### Given request
Repeat every entry word for word, but leave the images out of your copy.

•••••

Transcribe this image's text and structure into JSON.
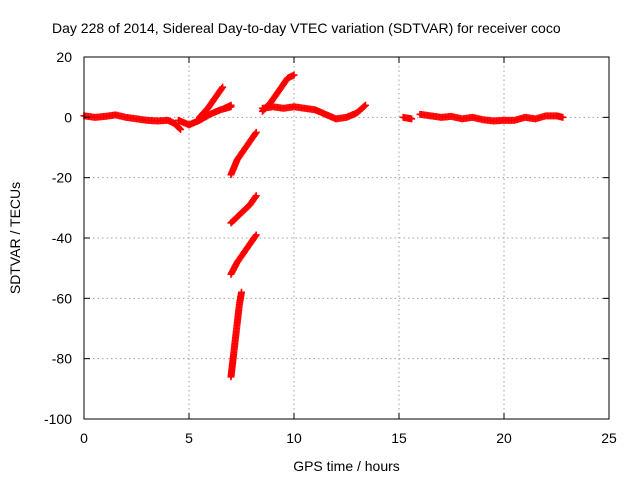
{
  "chart_data": {
    "type": "scatter",
    "title": "Day 228 of 2014, Sidereal Day-to-day VTEC variation (SDTVAR) for receiver coco",
    "xlabel": "GPS time / hours",
    "ylabel": "SDTVAR / TECUs",
    "xlim": [
      0,
      25
    ],
    "ylim": [
      -100,
      20
    ],
    "xticks": [
      0,
      5,
      10,
      15,
      20,
      25
    ],
    "yticks": [
      -100,
      -80,
      -60,
      -40,
      -20,
      0,
      20
    ],
    "grid": true,
    "marker": "plus",
    "colors": {
      "series": "#ff0000",
      "axis": "#000000",
      "grid": "#a0a0a0"
    },
    "series": [
      {
        "segments": [
          [
            [
              0.0,
              0.5
            ],
            [
              0.5,
              0.0
            ],
            [
              1.0,
              0.3
            ],
            [
              1.5,
              0.8
            ],
            [
              2.0,
              0.0
            ],
            [
              2.5,
              -0.5
            ],
            [
              3.0,
              -1.0
            ],
            [
              3.5,
              -1.2
            ],
            [
              4.0,
              -1.0
            ],
            [
              4.3,
              -2.0
            ],
            [
              4.6,
              -4.0
            ]
          ],
          [
            [
              4.5,
              -1.0
            ],
            [
              5.0,
              -2.5
            ],
            [
              5.5,
              -1.0
            ],
            [
              6.0,
              1.0
            ],
            [
              6.5,
              2.5
            ],
            [
              7.0,
              3.5
            ]
          ],
          [
            [
              5.5,
              0.0
            ],
            [
              5.9,
              3.0
            ],
            [
              6.3,
              7.0
            ],
            [
              6.6,
              10.0
            ]
          ],
          [
            [
              6.7,
              3.0
            ],
            [
              7.0,
              4.0
            ]
          ],
          [
            [
              7.0,
              -19.0
            ],
            [
              7.3,
              -14.0
            ],
            [
              7.6,
              -11.0
            ],
            [
              7.9,
              -8.0
            ],
            [
              8.2,
              -5.0
            ]
          ],
          [
            [
              7.0,
              -35.0
            ],
            [
              7.3,
              -33.0
            ],
            [
              7.6,
              -31.0
            ],
            [
              7.9,
              -29.0
            ],
            [
              8.2,
              -26.0
            ]
          ],
          [
            [
              7.0,
              -52.0
            ],
            [
              7.3,
              -48.0
            ],
            [
              7.6,
              -45.0
            ],
            [
              7.9,
              -42.0
            ],
            [
              8.2,
              -39.0
            ]
          ],
          [
            [
              7.0,
              -86.0
            ],
            [
              7.1,
              -80.0
            ],
            [
              7.2,
              -74.0
            ],
            [
              7.3,
              -68.0
            ],
            [
              7.4,
              -62.0
            ],
            [
              7.5,
              -58.0
            ]
          ],
          [
            [
              8.5,
              2.0
            ],
            [
              8.9,
              5.0
            ],
            [
              9.3,
              9.0
            ],
            [
              9.7,
              13.0
            ],
            [
              10.0,
              14.0
            ]
          ],
          [
            [
              8.5,
              3.0
            ],
            [
              9.0,
              3.5
            ],
            [
              9.5,
              3.0
            ],
            [
              10.0,
              3.5
            ],
            [
              10.5,
              3.0
            ],
            [
              11.0,
              2.5
            ],
            [
              11.5,
              1.0
            ],
            [
              12.0,
              -0.5
            ],
            [
              12.5,
              0.0
            ],
            [
              13.0,
              1.5
            ],
            [
              13.4,
              4.0
            ]
          ],
          [
            [
              15.2,
              0.0
            ],
            [
              15.6,
              -0.5
            ]
          ],
          [
            [
              16.0,
              1.0
            ],
            [
              16.5,
              0.5
            ],
            [
              17.0,
              0.0
            ],
            [
              17.5,
              0.3
            ],
            [
              18.0,
              -0.5
            ],
            [
              18.5,
              0.0
            ],
            [
              19.0,
              -0.8
            ],
            [
              19.5,
              -1.2
            ],
            [
              20.0,
              -1.0
            ],
            [
              20.5,
              -1.0
            ],
            [
              21.0,
              0.0
            ],
            [
              21.5,
              -0.5
            ],
            [
              22.0,
              0.5
            ],
            [
              22.5,
              0.5
            ],
            [
              22.8,
              0.0
            ]
          ]
        ]
      }
    ]
  }
}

•••••

### Task response
Transcribe this image's text and structure into JSON.
{
  "chart_data": {
    "type": "scatter",
    "title": "Day 228 of 2014, Sidereal Day-to-day VTEC variation (SDTVAR) for receiver coco",
    "xlabel": "GPS time / hours",
    "ylabel": "SDTVAR / TECUs",
    "xlim": [
      0,
      25
    ],
    "ylim": [
      -100,
      20
    ],
    "xticks": [
      0,
      5,
      10,
      15,
      20,
      25
    ],
    "yticks": [
      -100,
      -80,
      -60,
      -40,
      -20,
      0,
      20
    ],
    "grid": true,
    "marker": "plus",
    "colors": {
      "series": "#ff0000",
      "axis": "#000000",
      "grid": "#a0a0a0"
    },
    "series": [
      {
        "segments": [
          [
            [
              0.0,
              0.5
            ],
            [
              0.5,
              0.0
            ],
            [
              1.0,
              0.3
            ],
            [
              1.5,
              0.8
            ],
            [
              2.0,
              0.0
            ],
            [
              2.5,
              -0.5
            ],
            [
              3.0,
              -1.0
            ],
            [
              3.5,
              -1.2
            ],
            [
              4.0,
              -1.0
            ],
            [
              4.3,
              -2.0
            ],
            [
              4.6,
              -4.0
            ]
          ],
          [
            [
              4.5,
              -1.0
            ],
            [
              5.0,
              -2.5
            ],
            [
              5.5,
              -1.0
            ],
            [
              6.0,
              1.0
            ],
            [
              6.5,
              2.5
            ],
            [
              7.0,
              3.5
            ]
          ],
          [
            [
              5.5,
              0.0
            ],
            [
              5.9,
              3.0
            ],
            [
              6.3,
              7.0
            ],
            [
              6.6,
              10.0
            ]
          ],
          [
            [
              6.7,
              3.0
            ],
            [
              7.0,
              4.0
            ]
          ],
          [
            [
              7.0,
              -19.0
            ],
            [
              7.3,
              -14.0
            ],
            [
              7.6,
              -11.0
            ],
            [
              7.9,
              -8.0
            ],
            [
              8.2,
              -5.0
            ]
          ],
          [
            [
              7.0,
              -35.0
            ],
            [
              7.3,
              -33.0
            ],
            [
              7.6,
              -31.0
            ],
            [
              7.9,
              -29.0
            ],
            [
              8.2,
              -26.0
            ]
          ],
          [
            [
              7.0,
              -52.0
            ],
            [
              7.3,
              -48.0
            ],
            [
              7.6,
              -45.0
            ],
            [
              7.9,
              -42.0
            ],
            [
              8.2,
              -39.0
            ]
          ],
          [
            [
              7.0,
              -86.0
            ],
            [
              7.1,
              -80.0
            ],
            [
              7.2,
              -74.0
            ],
            [
              7.3,
              -68.0
            ],
            [
              7.4,
              -62.0
            ],
            [
              7.5,
              -58.0
            ]
          ],
          [
            [
              8.5,
              2.0
            ],
            [
              8.9,
              5.0
            ],
            [
              9.3,
              9.0
            ],
            [
              9.7,
              13.0
            ],
            [
              10.0,
              14.0
            ]
          ],
          [
            [
              8.5,
              3.0
            ],
            [
              9.0,
              3.5
            ],
            [
              9.5,
              3.0
            ],
            [
              10.0,
              3.5
            ],
            [
              10.5,
              3.0
            ],
            [
              11.0,
              2.5
            ],
            [
              11.5,
              1.0
            ],
            [
              12.0,
              -0.5
            ],
            [
              12.5,
              0.0
            ],
            [
              13.0,
              1.5
            ],
            [
              13.4,
              4.0
            ]
          ],
          [
            [
              15.2,
              0.0
            ],
            [
              15.6,
              -0.5
            ]
          ],
          [
            [
              16.0,
              1.0
            ],
            [
              16.5,
              0.5
            ],
            [
              17.0,
              0.0
            ],
            [
              17.5,
              0.3
            ],
            [
              18.0,
              -0.5
            ],
            [
              18.5,
              0.0
            ],
            [
              19.0,
              -0.8
            ],
            [
              19.5,
              -1.2
            ],
            [
              20.0,
              -1.0
            ],
            [
              20.5,
              -1.0
            ],
            [
              21.0,
              0.0
            ],
            [
              21.5,
              -0.5
            ],
            [
              22.0,
              0.5
            ],
            [
              22.5,
              0.5
            ],
            [
              22.8,
              0.0
            ]
          ]
        ]
      }
    ]
  }
}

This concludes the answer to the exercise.